Collected data entries
"""

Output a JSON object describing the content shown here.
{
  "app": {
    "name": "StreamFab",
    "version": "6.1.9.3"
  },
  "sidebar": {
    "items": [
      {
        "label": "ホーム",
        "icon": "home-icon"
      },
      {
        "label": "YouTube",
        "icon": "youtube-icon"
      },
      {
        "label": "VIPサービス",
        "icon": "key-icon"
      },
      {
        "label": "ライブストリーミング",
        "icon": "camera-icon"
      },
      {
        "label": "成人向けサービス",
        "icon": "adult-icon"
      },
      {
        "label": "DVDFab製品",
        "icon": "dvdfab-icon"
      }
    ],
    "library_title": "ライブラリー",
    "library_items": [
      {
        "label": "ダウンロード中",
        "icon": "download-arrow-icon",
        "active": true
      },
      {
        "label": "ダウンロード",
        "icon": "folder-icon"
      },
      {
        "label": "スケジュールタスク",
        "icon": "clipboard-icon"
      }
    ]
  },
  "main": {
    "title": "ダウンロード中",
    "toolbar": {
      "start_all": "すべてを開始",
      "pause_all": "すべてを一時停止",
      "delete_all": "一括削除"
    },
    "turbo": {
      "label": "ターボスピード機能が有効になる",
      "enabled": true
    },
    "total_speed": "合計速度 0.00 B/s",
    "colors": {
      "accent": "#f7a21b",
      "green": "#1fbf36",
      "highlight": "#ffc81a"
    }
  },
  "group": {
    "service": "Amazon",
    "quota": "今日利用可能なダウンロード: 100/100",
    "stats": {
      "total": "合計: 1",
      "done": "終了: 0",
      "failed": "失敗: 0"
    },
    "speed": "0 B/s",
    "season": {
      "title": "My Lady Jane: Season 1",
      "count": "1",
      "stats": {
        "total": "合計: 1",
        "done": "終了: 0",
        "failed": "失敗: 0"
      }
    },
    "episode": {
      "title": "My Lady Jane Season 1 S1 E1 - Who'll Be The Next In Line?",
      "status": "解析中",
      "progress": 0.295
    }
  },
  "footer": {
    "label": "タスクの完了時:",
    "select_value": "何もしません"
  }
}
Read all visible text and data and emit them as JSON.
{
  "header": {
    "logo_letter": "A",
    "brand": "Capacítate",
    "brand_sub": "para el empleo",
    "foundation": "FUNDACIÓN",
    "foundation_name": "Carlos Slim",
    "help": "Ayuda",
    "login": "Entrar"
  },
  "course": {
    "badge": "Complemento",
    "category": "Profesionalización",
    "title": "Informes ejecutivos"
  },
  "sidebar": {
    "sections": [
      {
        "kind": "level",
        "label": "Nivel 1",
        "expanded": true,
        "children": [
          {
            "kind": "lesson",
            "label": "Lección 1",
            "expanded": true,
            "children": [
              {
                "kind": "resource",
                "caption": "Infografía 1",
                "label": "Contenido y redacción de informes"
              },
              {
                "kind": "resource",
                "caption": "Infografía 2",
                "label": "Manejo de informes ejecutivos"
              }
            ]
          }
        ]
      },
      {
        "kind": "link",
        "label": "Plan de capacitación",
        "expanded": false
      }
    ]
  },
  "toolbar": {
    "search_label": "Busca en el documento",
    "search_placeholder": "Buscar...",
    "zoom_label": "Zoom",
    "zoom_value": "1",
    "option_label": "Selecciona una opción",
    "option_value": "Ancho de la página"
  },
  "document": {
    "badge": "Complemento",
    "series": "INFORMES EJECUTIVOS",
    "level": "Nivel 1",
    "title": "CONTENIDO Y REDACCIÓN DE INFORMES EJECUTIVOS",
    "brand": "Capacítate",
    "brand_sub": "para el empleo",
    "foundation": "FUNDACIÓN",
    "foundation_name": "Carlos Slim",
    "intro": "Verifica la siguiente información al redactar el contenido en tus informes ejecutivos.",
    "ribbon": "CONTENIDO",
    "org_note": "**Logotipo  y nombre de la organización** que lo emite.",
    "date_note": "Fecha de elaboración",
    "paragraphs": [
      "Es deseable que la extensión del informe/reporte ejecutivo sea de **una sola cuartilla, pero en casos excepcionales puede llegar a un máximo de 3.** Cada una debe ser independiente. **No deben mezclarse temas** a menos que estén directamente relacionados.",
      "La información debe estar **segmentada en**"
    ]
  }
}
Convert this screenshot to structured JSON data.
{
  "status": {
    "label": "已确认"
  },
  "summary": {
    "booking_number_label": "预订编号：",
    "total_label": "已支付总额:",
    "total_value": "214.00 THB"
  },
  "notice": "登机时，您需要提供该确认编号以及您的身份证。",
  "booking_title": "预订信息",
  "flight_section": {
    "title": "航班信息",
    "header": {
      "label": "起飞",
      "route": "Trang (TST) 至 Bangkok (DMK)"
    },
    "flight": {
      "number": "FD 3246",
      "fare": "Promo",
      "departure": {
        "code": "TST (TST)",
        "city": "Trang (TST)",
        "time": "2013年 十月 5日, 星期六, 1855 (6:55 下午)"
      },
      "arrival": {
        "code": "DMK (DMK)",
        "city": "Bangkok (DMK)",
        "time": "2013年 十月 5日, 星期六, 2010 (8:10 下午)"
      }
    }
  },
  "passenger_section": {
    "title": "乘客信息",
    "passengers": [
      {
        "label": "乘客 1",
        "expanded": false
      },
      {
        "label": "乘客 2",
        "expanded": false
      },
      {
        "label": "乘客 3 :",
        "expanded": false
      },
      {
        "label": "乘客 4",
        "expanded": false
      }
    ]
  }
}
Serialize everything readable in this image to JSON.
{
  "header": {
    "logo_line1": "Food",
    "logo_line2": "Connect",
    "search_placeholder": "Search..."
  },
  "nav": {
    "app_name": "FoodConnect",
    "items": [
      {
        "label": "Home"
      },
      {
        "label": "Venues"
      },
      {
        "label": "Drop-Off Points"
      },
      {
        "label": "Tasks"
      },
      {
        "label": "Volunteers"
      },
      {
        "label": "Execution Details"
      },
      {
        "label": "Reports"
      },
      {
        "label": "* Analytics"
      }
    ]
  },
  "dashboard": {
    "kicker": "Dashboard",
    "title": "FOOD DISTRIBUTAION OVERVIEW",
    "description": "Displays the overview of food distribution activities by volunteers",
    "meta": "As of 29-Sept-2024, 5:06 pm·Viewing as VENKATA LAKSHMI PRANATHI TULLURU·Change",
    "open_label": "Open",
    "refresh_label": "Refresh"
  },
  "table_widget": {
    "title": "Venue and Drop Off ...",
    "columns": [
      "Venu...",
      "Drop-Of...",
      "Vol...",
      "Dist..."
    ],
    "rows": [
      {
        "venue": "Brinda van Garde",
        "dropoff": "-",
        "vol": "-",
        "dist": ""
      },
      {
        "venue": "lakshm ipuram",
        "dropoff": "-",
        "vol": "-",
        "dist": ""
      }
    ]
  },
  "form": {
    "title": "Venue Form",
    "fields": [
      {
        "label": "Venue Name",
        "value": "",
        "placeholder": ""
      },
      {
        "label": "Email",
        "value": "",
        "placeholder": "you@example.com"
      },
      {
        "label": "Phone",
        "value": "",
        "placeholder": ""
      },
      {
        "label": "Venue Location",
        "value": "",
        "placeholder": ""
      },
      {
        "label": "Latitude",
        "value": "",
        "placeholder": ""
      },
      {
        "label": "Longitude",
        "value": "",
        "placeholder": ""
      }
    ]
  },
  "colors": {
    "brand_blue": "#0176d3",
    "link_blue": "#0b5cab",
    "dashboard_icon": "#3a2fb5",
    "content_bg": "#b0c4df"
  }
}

"""

## THE REQUEST:
Every record should be repeated exactly; please leave none out.

## EXERCISE RESPONSE:
Output a JSON object describing the content shown here.
{
  "app": {
    "name": "StreamFab",
    "version": "6.1.9.3"
  },
  "sidebar": {
    "items": [
      {
        "label": "ホーム",
        "icon": "home-icon"
      },
      {
        "label": "YouTube",
        "icon": "youtube-icon"
      },
      {
        "label": "VIPサービス",
        "icon": "key-icon"
      },
      {
        "label": "ライブストリーミング",
        "icon": "camera-icon"
      },
      {
        "label": "成人向けサービス",
        "icon": "adult-icon"
      },
      {
        "label": "DVDFab製品",
        "icon": "dvdfab-icon"
      }
    ],
    "library_title": "ライブラリー",
    "library_items": [
      {
        "label": "ダウンロード中",
        "icon": "download-arrow-icon",
        "active": true
      },
      {
        "label": "ダウンロード",
        "icon": "folder-icon"
      },
      {
        "label": "スケジュールタスク",
        "icon": "clipboard-icon"
      }
    ]
  },
  "main": {
    "title": "ダウンロード中",
    "toolbar": {
      "start_all": "すべてを開始",
      "pause_all": "すべてを一時停止",
      "delete_all": "一括削除"
    },
    "turbo": {
      "label": "ターボスピード機能が有効になる",
      "enabled": true
    },
    "total_speed": "合計速度 0.00 B/s",
    "colors": {
      "accent": "#f7a21b",
      "green": "#1fbf36",
      "highlight": "#ffc81a"
    }
  },
  "group": {
    "service": "Amazon",
    "quota": "今日利用可能なダウンロード: 100/100",
    "stats": {
      "total": "合計: 1",
      "done": "終了: 0",
      "failed": "失敗: 0"
    },
    "speed": "0 B/s",
    "season": {
      "title": "My Lady Jane: Season 1",
      "count": "1",
      "stats": {
        "total": "合計: 1",
        "done": "終了: 0",
        "failed": "失敗: 0"
      }
    },
    "episode": {
      "title": "My Lady Jane Season 1 S1 E1 - Who'll Be The Next In Line?",
      "status": "解析中",
      "progress": 0.295
    }
  },
  "footer": {
    "label": "タスクの完了時:",
    "select_value": "何もしません"
  }
}
Read all visible text and data and emit them as JSON.
{
  "header": {
    "logo_letter": "A",
    "brand": "Capacítate",
    "brand_sub": "para el empleo",
    "foundation": "FUNDACIÓN",
    "foundation_name": "Carlos Slim",
    "help": "Ayuda",
    "login": "Entrar"
  },
  "course": {
    "badge": "Complemento",
    "category": "Profesionalización",
    "title": "Informes ejecutivos"
  },
  "sidebar": {
    "sections": [
      {
        "kind": "level",
        "label": "Nivel 1",
        "expanded": true,
        "children": [
          {
            "kind": "lesson",
            "label": "Lección 1",
            "expanded": true,
            "children": [
              {
                "kind": "resource",
                "caption": "Infografía 1",
                "label": "Contenido y redacción de informes"
              },
              {
                "kind": "resource",
                "caption": "Infografía 2",
                "label": "Manejo de informes ejecutivos"
              }
            ]
          }
        ]
      },
      {
        "kind": "link",
        "label": "Plan de capacitación",
        "expanded": false
      }
    ]
  },
  "toolbar": {
    "search_label": "Busca en el documento",
    "search_placeholder": "Buscar...",
    "zoom_label": "Zoom",
    "zoom_value": "1",
    "option_label": "Selecciona una opción",
    "option_value": "Ancho de la página"
  },
  "document": {
    "badge": "Complemento",
    "series": "INFORMES EJECUTIVOS",
    "level": "Nivel 1",
    "title": "CONTENIDO Y REDACCIÓN DE INFORMES EJECUTIVOS",
    "brand": "Capacítate",
    "brand_sub": "para el empleo",
    "foundation": "FUNDACIÓN",
    "foundation_name": "Carlos Slim",
    "intro": "Verifica la siguiente información al redactar el contenido en tus informes ejecutivos.",
    "ribbon": "CONTENIDO",
    "org_note": "**Logotipo  y nombre de la organización** que lo emite.",
    "date_note": "Fecha de elaboración",
    "paragraphs": [
      "Es deseable que la extensión del informe/reporte ejecutivo sea de **una sola cuartilla, pero en casos excepcionales puede llegar a un máximo de 3.** Cada una debe ser independiente. **No deben mezclarse temas** a menos que estén directamente relacionados.",
      "La información debe estar **segmentada en**"
    ]
  }
}
Convert this screenshot to structured JSON data.
{
  "status": {
    "label": "已确认"
  },
  "summary": {
    "booking_number_label": "预订编号：",
    "total_label": "已支付总额:",
    "total_value": "214.00 THB"
  },
  "notice": "登机时，您需要提供该确认编号以及您的身份证。",
  "booking_title": "预订信息",
  "flight_section": {
    "title": "航班信息",
    "header": {
      "label": "起飞",
      "route": "Trang (TST) 至 Bangkok (DMK)"
    },
    "flight": {
      "number": "FD 3246",
      "fare": "Promo",
      "departure": {
        "code": "TST (TST)",
        "city": "Trang (TST)",
        "time": "2013年 十月 5日, 星期六, 1855 (6:55 下午)"
      },
      "arrival": {
        "code": "DMK (DMK)",
        "city": "Bangkok (DMK)",
        "time": "2013年 十月 5日, 星期六, 2010 (8:10 下午)"
      }
    }
  },
  "passenger_section": {
    "title": "乘客信息",
    "passengers": [
      {
        "label": "乘客 1",
        "expanded": false
      },
      {
        "label": "乘客 2",
        "expanded": false
      },
      {
        "label": "乘客 3 :",
        "expanded": false
      },
      {
        "label": "乘客 4",
        "expanded": false
      }
    ]
  }
}
Serialize everything readable in this image to JSON.
{
  "header": {
    "logo_line1": "Food",
    "logo_line2": "Connect",
    "search_placeholder": "Search..."
  },
  "nav": {
    "app_name": "FoodConnect",
    "items": [
      {
        "label": "Home"
      },
      {
        "label": "Venues"
      },
      {
        "label": "Drop-Off Points"
      },
      {
        "label": "Tasks"
      },
      {
        "label": "Volunteers"
      },
      {
        "label": "Execution Details"
      },
      {
        "label": "Reports"
      },
      {
        "label": "* Analytics"
      }
    ]
  },
  "dashboard": {
    "kicker": "Dashboard",
    "title": "FOOD DISTRIBUTAION OVERVIEW",
    "description": "Displays the overview of food distribution activities by volunteers",
    "meta": "As of 29-Sept-2024, 5:06 pm·Viewing as VENKATA LAKSHMI PRANATHI TULLURU·Change",
    "open_label": "Open",
    "refresh_label": "Refresh"
  },
  "table_widget": {
    "title": "Venue and Drop Off ...",
    "columns": [
      "Venu...",
      "Drop-Of...",
      "Vol...",
      "Dist..."
    ],
    "rows": [
      {
        "venue": "Brinda van Garde",
        "dropoff": "-",
        "vol": "-",
        "dist": ""
      },
      {
        "venue": "lakshm ipuram",
        "dropoff": "-",
        "vol": "-",
        "dist": ""
      }
    ]
  },
  "form": {
    "title": "Venue Form",
    "fields": [
      {
        "label": "Venue Name",
        "value": "",
        "placeholder": ""
      },
      {
        "label": "Email",
        "value": "",
        "placeholder": "you@example.com"
      },
      {
        "label": "Phone",
        "value": "",
        "placeholder": ""
      },
      {
        "label": "Venue Location",
        "value": "",
        "placeholder": ""
      },
      {
        "label": "Latitude",
        "value": "",
        "placeholder": ""
      },
      {
        "label": "Longitude",
        "value": "",
        "placeholder": ""
      }
    ]
  },
  "colors": {
    "brand_blue": "#0176d3",
    "link_blue": "#0b5cab",
    "dashboard_icon": "#3a2fb5",
    "content_bg": "#b0c4df"
  }
}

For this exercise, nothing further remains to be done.